%%

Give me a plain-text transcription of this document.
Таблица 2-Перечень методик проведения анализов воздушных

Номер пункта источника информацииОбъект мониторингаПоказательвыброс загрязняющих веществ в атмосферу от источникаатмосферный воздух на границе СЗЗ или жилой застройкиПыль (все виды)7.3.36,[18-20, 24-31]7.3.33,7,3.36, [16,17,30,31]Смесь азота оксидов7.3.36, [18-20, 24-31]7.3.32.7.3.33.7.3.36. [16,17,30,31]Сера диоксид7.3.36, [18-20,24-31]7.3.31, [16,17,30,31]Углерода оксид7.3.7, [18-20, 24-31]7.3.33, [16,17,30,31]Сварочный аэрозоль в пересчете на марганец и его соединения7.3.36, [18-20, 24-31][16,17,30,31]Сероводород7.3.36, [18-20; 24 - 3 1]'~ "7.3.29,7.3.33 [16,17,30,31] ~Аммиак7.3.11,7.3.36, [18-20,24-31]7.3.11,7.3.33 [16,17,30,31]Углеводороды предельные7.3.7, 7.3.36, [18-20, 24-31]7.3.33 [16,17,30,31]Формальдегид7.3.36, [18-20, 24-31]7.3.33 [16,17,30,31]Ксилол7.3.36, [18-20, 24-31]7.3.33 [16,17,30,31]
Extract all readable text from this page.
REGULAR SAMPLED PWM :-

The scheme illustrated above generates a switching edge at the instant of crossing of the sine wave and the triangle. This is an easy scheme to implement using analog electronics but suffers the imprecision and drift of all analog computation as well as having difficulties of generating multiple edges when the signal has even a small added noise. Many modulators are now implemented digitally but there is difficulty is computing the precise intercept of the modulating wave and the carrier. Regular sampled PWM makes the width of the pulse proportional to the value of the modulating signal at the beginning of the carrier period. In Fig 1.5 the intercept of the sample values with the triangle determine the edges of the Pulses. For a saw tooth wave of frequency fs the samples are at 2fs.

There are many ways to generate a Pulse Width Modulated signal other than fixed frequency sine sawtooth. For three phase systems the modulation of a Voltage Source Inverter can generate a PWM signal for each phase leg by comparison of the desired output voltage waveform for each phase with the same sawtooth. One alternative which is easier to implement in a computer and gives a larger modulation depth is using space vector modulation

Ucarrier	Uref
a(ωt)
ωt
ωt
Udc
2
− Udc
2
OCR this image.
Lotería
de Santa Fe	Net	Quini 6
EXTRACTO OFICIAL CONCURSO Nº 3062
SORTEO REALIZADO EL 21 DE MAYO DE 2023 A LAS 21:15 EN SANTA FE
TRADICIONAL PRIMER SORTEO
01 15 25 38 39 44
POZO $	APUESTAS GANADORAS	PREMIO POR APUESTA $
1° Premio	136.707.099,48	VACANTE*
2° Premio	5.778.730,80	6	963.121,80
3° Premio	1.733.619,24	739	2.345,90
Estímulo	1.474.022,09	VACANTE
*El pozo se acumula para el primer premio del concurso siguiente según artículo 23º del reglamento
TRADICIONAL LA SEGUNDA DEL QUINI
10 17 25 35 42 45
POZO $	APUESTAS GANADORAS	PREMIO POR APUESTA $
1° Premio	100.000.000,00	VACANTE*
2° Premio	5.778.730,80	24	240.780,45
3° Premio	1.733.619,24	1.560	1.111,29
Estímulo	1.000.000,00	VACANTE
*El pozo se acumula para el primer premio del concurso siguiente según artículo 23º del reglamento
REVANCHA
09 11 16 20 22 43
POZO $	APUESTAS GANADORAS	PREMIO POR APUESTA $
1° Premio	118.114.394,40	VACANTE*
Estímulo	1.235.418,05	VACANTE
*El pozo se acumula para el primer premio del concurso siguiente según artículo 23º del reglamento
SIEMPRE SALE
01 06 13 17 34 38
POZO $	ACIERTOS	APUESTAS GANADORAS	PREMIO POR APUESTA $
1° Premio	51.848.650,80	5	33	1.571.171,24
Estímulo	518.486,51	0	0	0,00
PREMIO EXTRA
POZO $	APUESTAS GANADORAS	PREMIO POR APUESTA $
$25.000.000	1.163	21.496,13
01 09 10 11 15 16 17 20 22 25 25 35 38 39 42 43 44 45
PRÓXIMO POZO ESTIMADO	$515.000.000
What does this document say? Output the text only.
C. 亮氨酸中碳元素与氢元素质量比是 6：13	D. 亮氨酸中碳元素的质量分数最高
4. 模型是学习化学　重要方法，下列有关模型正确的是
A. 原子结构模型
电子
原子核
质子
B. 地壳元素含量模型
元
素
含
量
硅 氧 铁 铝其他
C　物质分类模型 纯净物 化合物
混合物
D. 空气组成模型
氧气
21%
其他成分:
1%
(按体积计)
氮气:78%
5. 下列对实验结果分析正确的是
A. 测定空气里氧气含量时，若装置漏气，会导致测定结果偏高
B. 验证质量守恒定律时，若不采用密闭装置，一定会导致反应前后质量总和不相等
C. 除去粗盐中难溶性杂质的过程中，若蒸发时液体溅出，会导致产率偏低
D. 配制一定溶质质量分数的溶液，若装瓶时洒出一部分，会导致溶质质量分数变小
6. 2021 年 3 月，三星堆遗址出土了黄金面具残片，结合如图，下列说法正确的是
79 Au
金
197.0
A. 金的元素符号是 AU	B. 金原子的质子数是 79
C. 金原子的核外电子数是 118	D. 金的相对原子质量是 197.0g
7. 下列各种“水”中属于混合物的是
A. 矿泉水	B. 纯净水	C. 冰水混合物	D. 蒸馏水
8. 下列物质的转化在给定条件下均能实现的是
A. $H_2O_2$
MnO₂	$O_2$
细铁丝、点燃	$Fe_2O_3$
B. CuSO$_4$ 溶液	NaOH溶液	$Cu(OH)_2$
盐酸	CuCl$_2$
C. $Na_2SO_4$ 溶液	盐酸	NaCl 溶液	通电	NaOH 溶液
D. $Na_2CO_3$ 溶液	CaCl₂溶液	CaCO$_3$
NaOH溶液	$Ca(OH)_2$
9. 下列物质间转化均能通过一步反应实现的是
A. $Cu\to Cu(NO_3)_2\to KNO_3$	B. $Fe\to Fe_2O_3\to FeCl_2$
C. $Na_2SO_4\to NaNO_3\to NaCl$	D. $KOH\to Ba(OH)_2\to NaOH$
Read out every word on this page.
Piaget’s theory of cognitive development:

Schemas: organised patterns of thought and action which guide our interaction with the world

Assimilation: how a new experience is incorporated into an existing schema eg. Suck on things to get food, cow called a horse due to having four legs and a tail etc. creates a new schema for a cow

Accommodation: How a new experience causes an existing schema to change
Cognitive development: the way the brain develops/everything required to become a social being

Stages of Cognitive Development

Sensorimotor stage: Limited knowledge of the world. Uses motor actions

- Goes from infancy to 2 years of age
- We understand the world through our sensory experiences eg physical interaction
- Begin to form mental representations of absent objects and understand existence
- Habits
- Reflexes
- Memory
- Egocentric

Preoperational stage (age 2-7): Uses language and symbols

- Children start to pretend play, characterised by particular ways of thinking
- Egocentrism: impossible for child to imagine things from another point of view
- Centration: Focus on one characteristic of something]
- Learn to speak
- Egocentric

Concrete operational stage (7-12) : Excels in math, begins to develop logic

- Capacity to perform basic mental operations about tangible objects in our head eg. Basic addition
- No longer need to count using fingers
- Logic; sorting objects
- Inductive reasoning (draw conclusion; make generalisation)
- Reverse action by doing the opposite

%%

EXERCISE REQUIREMENTS:
Please output every record, keeping each line exact.

ANSWER TO THE PROBLEM:
Give me a plain-text transcription of this document.
Таблица 2-Перечень методик проведения анализов воздушных

Номер пункта источника информацииОбъект мониторингаПоказательвыброс загрязняющих веществ в атмосферу от источникаатмосферный воздух на границе СЗЗ или жилой застройкиПыль (все виды)7.3.36,[18-20, 24-31]7.3.33,7,3.36, [16,17,30,31]Смесь азота оксидов7.3.36, [18-20, 24-31]7.3.32.7.3.33.7.3.36. [16,17,30,31]Сера диоксид7.3.36, [18-20,24-31]7.3.31, [16,17,30,31]Углерода оксид7.3.7, [18-20, 24-31]7.3.33, [16,17,30,31]Сварочный аэрозоль в пересчете на марганец и его соединения7.3.36, [18-20, 24-31][16,17,30,31]Сероводород7.3.36, [18-20; 24 - 3 1]'~ "7.3.29,7.3.33 [16,17,30,31] ~Аммиак7.3.11,7.3.36, [18-20,24-31]7.3.11,7.3.33 [16,17,30,31]Углеводороды предельные7.3.7, 7.3.36, [18-20, 24-31]7.3.33 [16,17,30,31]Формальдегид7.3.36, [18-20, 24-31]7.3.33 [16,17,30,31]Ксилол7.3.36, [18-20, 24-31]7.3.33 [16,17,30,31]
Extract all readable text from this page.
REGULAR SAMPLED PWM :-

The scheme illustrated above generates a switching edge at the instant of crossing of the sine wave and the triangle. This is an easy scheme to implement using analog electronics but suffers the imprecision and drift of all analog computation as well as having difficulties of generating multiple edges when the signal has even a small added noise. Many modulators are now implemented digitally but there is difficulty is computing the precise intercept of the modulating wave and the carrier. Regular sampled PWM makes the width of the pulse proportional to the value of the modulating signal at the beginning of the carrier period. In Fig 1.5 the intercept of the sample values with the triangle determine the edges of the Pulses. For a saw tooth wave of frequency fs the samples are at 2fs.

There are many ways to generate a Pulse Width Modulated signal other than fixed frequency sine sawtooth. For three phase systems the modulation of a Voltage Source Inverter can generate a PWM signal for each phase leg by comparison of the desired output voltage waveform for each phase with the same sawtooth. One alternative which is easier to implement in a computer and gives a larger modulation depth is using space vector modulation

Ucarrier	Uref
a(ωt)
ωt
ωt
Udc
2
− Udc
2
OCR this image.
Lotería
de Santa Fe	Net	Quini 6
EXTRACTO OFICIAL CONCURSO Nº 3062
SORTEO REALIZADO EL 21 DE MAYO DE 2023 A LAS 21:15 EN SANTA FE
TRADICIONAL PRIMER SORTEO
01 15 25 38 39 44
POZO $	APUESTAS GANADORAS	PREMIO POR APUESTA $
1° Premio	136.707.099,48	VACANTE*
2° Premio	5.778.730,80	6	963.121,80
3° Premio	1.733.619,24	739	2.345,90
Estímulo	1.474.022,09	VACANTE
*El pozo se acumula para el primer premio del concurso siguiente según artículo 23º del reglamento
TRADICIONAL LA SEGUNDA DEL QUINI
10 17 25 35 42 45
POZO $	APUESTAS GANADORAS	PREMIO POR APUESTA $
1° Premio	100.000.000,00	VACANTE*
2° Premio	5.778.730,80	24	240.780,45
3° Premio	1.733.619,24	1.560	1.111,29
Estímulo	1.000.000,00	VACANTE
*El pozo se acumula para el primer premio del concurso siguiente según artículo 23º del reglamento
REVANCHA
09 11 16 20 22 43
POZO $	APUESTAS GANADORAS	PREMIO POR APUESTA $
1° Premio	118.114.394,40	VACANTE*
Estímulo	1.235.418,05	VACANTE
*El pozo se acumula para el primer premio del concurso siguiente según artículo 23º del reglamento
SIEMPRE SALE
01 06 13 17 34 38
POZO $	ACIERTOS	APUESTAS GANADORAS	PREMIO POR APUESTA $
1° Premio	51.848.650,80	5	33	1.571.171,24
Estímulo	518.486,51	0	0	0,00
PREMIO EXTRA
POZO $	APUESTAS GANADORAS	PREMIO POR APUESTA $
$25.000.000	1.163	21.496,13
01 09 10 11 15 16 17 20 22 25 25 35 38 39 42 43 44 45
PRÓXIMO POZO ESTIMADO	$515.000.000
What does this document say? Output the text only.
C. 亮氨酸中碳元素与氢元素质量比是 6：13	D. 亮氨酸中碳元素的质量分数最高
4. 模型是学习化学　重要方法，下列有关模型正确的是
A. 原子结构模型
电子
原子核
质子
B. 地壳元素含量模型
元
素
含
量
硅 氧 铁 铝其他
C　物质分类模型 纯净物 化合物
混合物
D. 空气组成模型
氧气
21%
其他成分:
1%
(按体积计)
氮气:78%
5. 下列对实验结果分析正确的是
A. 测定空气里氧气含量时，若装置漏气，会导致测定结果偏高
B. 验证质量守恒定律时，若不采用密闭装置，一定会导致反应前后质量总和不相等
C. 除去粗盐中难溶性杂质的过程中，若蒸发时液体溅出，会导致产率偏低
D. 配制一定溶质质量分数的溶液，若装瓶时洒出一部分，会导致溶质质量分数变小
6. 2021 年 3 月，三星堆遗址出土了黄金面具残片，结合如图，下列说法正确的是
79 Au
金
197.0
A. 金的元素符号是 AU	B. 金原子的质子数是 79
C. 金原子的核外电子数是 118	D. 金的相对原子质量是 197.0g
7. 下列各种“水”中属于混合物的是
A. 矿泉水	B. 纯净水	C. 冰水混合物	D. 蒸馏水
8. 下列物质的转化在给定条件下均能实现的是
A. $H_2O_2$
MnO₂	$O_2$
细铁丝、点燃	$Fe_2O_3$
B. CuSO$_4$ 溶液	NaOH溶液	$Cu(OH)_2$
盐酸	CuCl$_2$
C. $Na_2SO_4$ 溶液	盐酸	NaCl 溶液	通电	NaOH 溶液
D. $Na_2CO_3$ 溶液	CaCl₂溶液	CaCO$_3$
NaOH溶液	$Ca(OH)_2$
9. 下列物质间转化均能通过一步反应实现的是
A. $Cu\to Cu(NO_3)_2\to KNO_3$	B. $Fe\to Fe_2O_3\to FeCl_2$
C. $Na_2SO_4\to NaNO_3\to NaCl$	D. $KOH\to Ba(OH)_2\to NaOH$
Read out every word on this page.
Piaget’s theory of cognitive development:

Schemas: organised patterns of thought and action which guide our interaction with the world

Assimilation: how a new experience is incorporated into an existing schema eg. Suck on things to get food, cow called a horse due to having four legs and a tail etc. creates a new schema for a cow

Accommodation: How a new experience causes an existing schema to change
Cognitive development: the way the brain develops/everything required to become a social being

Stages of Cognitive Development

Sensorimotor stage: Limited knowledge of the world. Uses motor actions

- Goes from infancy to 2 years of age
- We understand the world through our sensory experiences eg physical interaction
- Begin to form mental representations of absent objects and understand existence
- Habits
- Reflexes
- Memory
- Egocentric

Preoperational stage (age 2-7): Uses language and symbols

- Children start to pretend play, characterised by particular ways of thinking
- Egocentrism: impossible for child to imagine things from another point of view
- Centration: Focus on one characteristic of something]
- Learn to speak
- Egocentric

Concrete operational stage (7-12) : Excels in math, begins to develop logic

- Capacity to perform basic mental operations about tangible objects in our head eg. Basic addition
- No longer need to count using fingers
- Logic; sorting objects
- Inductive reasoning (draw conclusion; make generalisation)
- Reverse action by doing the opposite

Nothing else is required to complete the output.